*Objective*: Scan the material below for the string "title", and copy every line where it shows up.

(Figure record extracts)
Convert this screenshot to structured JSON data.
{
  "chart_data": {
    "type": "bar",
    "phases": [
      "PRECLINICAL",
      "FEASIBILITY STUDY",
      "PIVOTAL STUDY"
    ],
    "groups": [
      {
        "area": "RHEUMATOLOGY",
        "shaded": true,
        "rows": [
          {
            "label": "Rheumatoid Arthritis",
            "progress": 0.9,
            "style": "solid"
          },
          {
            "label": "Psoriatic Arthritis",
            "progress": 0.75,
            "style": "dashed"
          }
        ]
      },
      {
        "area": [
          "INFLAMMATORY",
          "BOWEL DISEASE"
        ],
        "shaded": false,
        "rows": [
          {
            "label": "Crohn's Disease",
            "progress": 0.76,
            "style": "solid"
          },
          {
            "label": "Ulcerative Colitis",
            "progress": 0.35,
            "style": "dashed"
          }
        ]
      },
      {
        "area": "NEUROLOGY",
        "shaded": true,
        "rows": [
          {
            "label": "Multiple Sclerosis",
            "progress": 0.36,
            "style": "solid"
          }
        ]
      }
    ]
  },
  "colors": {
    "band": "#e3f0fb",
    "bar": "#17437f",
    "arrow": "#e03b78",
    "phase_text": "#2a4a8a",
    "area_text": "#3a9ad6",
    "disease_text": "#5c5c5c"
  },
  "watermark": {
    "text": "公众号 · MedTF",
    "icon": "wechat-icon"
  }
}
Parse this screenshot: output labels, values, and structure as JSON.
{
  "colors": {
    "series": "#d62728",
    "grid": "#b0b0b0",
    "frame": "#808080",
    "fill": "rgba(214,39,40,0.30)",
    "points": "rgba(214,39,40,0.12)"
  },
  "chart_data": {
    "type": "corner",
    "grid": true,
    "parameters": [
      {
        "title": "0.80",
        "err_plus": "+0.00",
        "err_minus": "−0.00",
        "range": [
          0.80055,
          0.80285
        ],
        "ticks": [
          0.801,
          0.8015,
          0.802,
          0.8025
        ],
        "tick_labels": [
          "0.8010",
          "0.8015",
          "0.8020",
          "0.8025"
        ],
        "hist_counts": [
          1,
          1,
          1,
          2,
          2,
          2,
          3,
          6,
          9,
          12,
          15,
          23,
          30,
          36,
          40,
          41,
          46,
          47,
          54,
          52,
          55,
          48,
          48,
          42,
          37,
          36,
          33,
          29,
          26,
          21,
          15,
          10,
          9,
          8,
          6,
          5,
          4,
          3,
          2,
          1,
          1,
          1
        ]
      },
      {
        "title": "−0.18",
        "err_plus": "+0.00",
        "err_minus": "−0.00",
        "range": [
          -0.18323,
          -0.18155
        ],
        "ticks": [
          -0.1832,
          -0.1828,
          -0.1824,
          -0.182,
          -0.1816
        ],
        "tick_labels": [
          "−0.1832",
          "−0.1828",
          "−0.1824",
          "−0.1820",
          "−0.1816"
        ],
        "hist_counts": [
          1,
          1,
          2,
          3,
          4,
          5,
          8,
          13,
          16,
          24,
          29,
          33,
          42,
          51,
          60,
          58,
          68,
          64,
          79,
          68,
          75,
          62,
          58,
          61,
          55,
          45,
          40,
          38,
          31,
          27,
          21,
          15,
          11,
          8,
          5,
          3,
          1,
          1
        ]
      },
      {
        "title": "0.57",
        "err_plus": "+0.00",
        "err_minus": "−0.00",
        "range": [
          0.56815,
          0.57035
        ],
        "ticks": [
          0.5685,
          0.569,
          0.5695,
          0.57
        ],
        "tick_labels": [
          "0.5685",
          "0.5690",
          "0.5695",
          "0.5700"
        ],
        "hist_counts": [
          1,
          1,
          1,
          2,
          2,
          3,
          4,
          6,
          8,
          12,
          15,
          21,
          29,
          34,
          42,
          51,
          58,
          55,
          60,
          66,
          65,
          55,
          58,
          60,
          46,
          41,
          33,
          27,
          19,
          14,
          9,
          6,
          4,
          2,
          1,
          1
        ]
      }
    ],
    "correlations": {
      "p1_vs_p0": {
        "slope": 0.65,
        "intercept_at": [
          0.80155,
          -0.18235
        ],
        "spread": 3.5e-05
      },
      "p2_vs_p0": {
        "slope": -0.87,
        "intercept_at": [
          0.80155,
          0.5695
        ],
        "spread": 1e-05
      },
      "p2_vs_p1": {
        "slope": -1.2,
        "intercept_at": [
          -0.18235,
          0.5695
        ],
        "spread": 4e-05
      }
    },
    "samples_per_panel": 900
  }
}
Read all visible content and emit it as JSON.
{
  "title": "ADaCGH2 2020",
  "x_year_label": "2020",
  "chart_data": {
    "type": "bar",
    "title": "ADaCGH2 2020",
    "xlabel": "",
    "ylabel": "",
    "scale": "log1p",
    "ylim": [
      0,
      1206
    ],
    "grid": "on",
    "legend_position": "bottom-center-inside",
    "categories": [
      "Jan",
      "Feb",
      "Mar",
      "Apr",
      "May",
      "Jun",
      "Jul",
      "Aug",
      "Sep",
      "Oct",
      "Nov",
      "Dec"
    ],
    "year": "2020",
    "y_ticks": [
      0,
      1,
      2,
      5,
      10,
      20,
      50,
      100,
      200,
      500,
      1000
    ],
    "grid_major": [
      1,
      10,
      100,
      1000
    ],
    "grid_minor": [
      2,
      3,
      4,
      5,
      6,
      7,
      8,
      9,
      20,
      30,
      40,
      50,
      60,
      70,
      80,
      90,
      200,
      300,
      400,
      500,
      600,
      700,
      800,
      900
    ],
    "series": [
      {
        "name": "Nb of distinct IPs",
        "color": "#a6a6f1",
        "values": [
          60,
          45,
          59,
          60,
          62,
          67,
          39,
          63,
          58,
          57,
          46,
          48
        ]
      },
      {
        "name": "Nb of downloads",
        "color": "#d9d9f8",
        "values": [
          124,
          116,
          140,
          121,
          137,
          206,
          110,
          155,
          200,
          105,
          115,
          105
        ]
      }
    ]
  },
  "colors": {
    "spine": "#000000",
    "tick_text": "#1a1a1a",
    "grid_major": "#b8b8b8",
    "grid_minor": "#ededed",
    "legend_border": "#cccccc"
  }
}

*Exercise output*:
        "title": "0.80",
        "title": "−0.18",
        "title": "0.57",
  "title": "ADaCGH2 2020",
    "title": "ADaCGH2 2020",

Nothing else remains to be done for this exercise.